Data extracted from a collection:
────
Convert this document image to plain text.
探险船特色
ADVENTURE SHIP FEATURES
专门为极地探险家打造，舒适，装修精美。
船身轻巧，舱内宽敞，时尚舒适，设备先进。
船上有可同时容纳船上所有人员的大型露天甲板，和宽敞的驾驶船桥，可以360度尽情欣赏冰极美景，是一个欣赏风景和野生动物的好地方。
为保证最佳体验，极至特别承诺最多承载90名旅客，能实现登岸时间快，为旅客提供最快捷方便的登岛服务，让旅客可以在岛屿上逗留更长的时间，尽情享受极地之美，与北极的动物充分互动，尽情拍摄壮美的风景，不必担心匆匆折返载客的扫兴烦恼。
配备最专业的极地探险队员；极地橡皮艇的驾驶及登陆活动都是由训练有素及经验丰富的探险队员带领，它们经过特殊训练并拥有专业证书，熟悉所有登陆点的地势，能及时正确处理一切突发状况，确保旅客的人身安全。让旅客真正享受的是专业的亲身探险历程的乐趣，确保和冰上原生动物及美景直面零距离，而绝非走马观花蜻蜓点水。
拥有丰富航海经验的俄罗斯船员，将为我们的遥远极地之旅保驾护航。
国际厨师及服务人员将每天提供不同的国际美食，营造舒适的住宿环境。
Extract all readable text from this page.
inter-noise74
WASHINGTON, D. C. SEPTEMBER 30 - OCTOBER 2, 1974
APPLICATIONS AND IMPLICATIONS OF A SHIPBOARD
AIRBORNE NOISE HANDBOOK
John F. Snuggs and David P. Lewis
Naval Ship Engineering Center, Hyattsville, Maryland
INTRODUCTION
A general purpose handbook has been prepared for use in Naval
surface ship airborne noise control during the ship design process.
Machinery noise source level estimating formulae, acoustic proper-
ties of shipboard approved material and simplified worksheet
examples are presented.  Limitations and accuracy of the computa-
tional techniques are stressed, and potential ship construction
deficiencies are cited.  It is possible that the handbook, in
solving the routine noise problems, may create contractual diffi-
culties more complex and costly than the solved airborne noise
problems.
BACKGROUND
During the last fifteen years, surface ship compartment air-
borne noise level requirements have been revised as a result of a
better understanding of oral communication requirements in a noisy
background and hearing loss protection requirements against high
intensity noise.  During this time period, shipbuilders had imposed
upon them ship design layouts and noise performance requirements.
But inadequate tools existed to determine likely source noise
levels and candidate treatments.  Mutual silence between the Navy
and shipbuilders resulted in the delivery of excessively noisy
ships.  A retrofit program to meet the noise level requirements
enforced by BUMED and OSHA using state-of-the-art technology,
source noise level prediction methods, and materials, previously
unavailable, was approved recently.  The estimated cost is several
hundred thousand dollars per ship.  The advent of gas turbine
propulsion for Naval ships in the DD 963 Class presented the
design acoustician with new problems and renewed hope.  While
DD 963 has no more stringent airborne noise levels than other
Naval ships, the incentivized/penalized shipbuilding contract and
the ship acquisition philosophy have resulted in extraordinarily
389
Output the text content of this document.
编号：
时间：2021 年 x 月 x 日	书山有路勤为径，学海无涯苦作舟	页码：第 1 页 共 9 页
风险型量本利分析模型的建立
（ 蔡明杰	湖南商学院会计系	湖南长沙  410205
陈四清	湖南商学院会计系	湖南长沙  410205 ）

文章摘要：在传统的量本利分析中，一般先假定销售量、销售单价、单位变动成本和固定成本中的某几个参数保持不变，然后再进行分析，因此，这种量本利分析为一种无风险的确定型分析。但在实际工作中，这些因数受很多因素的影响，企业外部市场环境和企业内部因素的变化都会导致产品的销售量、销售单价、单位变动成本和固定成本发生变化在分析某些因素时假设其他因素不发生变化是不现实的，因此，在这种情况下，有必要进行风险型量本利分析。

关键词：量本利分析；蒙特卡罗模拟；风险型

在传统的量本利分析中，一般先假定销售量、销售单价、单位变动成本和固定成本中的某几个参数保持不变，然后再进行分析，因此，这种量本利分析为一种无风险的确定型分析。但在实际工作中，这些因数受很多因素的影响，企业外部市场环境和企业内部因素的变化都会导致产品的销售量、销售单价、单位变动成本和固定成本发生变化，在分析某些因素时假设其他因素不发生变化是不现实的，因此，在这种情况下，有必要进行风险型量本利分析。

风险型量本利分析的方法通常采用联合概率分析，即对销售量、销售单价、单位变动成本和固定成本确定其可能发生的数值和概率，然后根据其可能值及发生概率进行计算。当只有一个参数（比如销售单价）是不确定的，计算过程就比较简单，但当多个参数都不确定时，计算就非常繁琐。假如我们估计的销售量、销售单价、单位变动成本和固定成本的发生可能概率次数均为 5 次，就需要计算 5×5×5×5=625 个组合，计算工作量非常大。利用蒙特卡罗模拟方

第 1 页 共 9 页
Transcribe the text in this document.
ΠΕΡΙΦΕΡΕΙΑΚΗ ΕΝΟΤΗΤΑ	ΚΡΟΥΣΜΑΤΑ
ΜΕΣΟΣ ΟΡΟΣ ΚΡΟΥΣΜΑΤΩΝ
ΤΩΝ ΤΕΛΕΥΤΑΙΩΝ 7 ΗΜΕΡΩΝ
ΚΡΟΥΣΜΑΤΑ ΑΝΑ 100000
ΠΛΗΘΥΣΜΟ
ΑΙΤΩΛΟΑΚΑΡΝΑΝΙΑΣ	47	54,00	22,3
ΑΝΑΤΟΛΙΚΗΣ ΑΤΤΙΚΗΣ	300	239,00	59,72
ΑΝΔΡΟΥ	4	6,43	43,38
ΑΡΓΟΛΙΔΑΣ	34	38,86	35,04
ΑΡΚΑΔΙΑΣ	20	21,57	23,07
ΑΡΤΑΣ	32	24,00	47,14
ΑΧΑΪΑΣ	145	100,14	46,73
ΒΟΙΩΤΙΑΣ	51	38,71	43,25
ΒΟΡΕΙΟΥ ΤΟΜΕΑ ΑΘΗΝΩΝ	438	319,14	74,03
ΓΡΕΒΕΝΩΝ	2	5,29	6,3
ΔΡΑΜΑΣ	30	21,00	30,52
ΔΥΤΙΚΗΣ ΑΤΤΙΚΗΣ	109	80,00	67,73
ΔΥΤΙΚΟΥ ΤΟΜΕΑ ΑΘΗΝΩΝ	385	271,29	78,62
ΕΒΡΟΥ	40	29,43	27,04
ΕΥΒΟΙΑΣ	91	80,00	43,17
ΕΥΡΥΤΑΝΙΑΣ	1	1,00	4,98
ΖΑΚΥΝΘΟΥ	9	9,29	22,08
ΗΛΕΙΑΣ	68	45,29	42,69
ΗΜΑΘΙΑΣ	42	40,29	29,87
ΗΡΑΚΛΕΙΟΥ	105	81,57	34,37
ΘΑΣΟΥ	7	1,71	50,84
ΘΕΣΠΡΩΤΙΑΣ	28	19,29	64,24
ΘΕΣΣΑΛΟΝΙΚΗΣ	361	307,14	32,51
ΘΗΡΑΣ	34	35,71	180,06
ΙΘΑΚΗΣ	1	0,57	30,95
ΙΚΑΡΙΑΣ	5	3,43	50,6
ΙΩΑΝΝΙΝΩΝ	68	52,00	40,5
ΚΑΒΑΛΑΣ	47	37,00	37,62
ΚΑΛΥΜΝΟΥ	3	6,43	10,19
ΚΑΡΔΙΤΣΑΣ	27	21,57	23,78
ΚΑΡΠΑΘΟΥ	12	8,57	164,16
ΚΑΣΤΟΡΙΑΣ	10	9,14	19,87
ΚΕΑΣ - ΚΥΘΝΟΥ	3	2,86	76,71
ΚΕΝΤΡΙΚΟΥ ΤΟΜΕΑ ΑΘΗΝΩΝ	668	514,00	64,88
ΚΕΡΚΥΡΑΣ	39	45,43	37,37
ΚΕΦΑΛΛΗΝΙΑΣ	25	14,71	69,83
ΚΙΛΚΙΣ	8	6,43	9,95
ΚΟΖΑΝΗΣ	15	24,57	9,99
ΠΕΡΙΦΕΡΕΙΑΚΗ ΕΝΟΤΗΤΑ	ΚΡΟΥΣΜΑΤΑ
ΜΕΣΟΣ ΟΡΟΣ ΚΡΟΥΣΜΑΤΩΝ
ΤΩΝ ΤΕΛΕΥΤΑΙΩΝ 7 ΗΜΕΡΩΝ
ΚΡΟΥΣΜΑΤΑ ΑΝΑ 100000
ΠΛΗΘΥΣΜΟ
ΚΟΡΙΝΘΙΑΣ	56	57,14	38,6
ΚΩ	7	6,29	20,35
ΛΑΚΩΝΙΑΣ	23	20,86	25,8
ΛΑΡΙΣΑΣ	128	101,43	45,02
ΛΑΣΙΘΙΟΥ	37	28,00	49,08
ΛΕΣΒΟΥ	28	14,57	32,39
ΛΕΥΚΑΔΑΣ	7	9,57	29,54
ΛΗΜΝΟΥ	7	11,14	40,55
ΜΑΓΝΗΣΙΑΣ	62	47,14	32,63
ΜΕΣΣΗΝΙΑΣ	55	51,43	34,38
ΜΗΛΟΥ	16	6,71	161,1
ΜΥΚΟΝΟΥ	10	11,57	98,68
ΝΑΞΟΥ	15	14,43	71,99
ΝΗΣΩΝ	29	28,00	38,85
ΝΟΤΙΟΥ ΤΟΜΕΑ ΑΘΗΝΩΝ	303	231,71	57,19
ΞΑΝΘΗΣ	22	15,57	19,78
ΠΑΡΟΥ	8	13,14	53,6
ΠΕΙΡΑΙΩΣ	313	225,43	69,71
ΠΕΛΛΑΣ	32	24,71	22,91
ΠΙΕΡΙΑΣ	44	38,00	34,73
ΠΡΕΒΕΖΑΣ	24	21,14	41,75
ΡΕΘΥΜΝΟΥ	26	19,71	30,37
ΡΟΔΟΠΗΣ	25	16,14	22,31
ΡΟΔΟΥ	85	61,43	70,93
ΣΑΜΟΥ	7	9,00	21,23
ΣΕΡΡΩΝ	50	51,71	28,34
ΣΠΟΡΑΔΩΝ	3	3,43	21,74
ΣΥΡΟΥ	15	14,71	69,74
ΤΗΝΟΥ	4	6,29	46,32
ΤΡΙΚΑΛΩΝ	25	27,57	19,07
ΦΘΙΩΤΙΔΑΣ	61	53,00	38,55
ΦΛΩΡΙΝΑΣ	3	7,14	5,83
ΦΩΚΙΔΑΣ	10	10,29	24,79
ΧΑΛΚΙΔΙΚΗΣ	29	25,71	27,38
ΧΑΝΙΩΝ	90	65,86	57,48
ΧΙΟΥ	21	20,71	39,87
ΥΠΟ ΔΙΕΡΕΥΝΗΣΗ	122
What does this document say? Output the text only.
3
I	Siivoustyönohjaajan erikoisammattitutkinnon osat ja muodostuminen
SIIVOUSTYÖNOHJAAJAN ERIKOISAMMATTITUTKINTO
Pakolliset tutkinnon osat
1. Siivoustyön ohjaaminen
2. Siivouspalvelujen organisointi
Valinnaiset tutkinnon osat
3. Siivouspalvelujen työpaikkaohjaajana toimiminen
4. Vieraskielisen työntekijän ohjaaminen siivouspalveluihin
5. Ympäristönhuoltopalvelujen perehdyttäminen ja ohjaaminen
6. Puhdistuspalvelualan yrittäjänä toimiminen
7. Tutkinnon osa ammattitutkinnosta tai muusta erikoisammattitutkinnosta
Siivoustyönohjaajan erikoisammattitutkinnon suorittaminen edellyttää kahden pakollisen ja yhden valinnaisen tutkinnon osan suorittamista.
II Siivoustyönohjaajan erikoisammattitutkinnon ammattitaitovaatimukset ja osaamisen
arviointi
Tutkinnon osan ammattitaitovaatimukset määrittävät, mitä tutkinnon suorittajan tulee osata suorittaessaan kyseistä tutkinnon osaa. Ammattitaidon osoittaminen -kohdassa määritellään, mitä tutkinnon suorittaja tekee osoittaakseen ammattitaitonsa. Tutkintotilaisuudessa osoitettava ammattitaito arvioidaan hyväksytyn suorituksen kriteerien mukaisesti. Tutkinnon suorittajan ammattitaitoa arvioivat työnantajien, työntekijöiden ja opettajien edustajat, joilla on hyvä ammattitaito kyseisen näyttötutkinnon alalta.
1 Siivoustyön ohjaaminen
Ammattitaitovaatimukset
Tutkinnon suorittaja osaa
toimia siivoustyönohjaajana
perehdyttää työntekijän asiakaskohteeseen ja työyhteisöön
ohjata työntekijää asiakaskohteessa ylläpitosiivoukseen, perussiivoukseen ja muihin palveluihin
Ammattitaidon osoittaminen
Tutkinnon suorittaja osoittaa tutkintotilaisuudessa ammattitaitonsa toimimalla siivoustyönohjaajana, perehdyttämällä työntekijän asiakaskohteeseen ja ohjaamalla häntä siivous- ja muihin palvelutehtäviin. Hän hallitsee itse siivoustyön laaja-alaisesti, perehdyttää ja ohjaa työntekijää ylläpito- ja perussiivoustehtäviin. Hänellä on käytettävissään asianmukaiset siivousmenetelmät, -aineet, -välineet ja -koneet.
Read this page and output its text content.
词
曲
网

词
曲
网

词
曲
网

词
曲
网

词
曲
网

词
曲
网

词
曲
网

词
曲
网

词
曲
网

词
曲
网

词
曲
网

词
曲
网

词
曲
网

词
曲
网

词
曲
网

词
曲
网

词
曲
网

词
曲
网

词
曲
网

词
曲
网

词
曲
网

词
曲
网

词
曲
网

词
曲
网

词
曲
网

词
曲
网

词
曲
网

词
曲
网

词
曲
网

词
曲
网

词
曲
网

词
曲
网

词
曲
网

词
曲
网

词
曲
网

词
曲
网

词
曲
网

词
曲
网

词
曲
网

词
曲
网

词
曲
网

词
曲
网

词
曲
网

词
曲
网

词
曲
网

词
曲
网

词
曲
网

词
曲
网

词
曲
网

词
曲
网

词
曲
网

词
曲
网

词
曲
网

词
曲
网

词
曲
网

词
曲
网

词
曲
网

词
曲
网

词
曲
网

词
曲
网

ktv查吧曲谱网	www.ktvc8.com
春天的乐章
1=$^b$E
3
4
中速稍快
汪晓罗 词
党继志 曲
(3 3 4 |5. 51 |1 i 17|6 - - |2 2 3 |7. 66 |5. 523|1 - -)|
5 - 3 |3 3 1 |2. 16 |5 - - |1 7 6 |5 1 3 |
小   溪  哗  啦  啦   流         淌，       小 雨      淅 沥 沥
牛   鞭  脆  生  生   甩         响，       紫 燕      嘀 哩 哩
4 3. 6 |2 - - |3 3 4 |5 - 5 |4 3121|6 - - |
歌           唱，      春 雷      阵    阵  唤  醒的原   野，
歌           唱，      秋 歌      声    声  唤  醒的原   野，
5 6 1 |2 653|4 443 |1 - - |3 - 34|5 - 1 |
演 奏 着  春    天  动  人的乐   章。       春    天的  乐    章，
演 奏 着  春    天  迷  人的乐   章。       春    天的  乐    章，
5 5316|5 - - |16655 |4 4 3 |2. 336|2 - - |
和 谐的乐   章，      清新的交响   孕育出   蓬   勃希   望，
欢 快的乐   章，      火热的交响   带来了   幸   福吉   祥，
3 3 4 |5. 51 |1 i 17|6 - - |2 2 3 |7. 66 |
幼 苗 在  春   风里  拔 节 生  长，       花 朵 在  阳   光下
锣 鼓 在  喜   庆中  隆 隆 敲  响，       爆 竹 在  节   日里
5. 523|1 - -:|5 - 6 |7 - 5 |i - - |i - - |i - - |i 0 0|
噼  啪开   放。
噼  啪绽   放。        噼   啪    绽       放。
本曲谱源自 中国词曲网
────
* Description of the task
Gather up every line from the listing above in which the word "page" occurs.

* The response
Extract all readable text from this page.
Read this page and output its text content.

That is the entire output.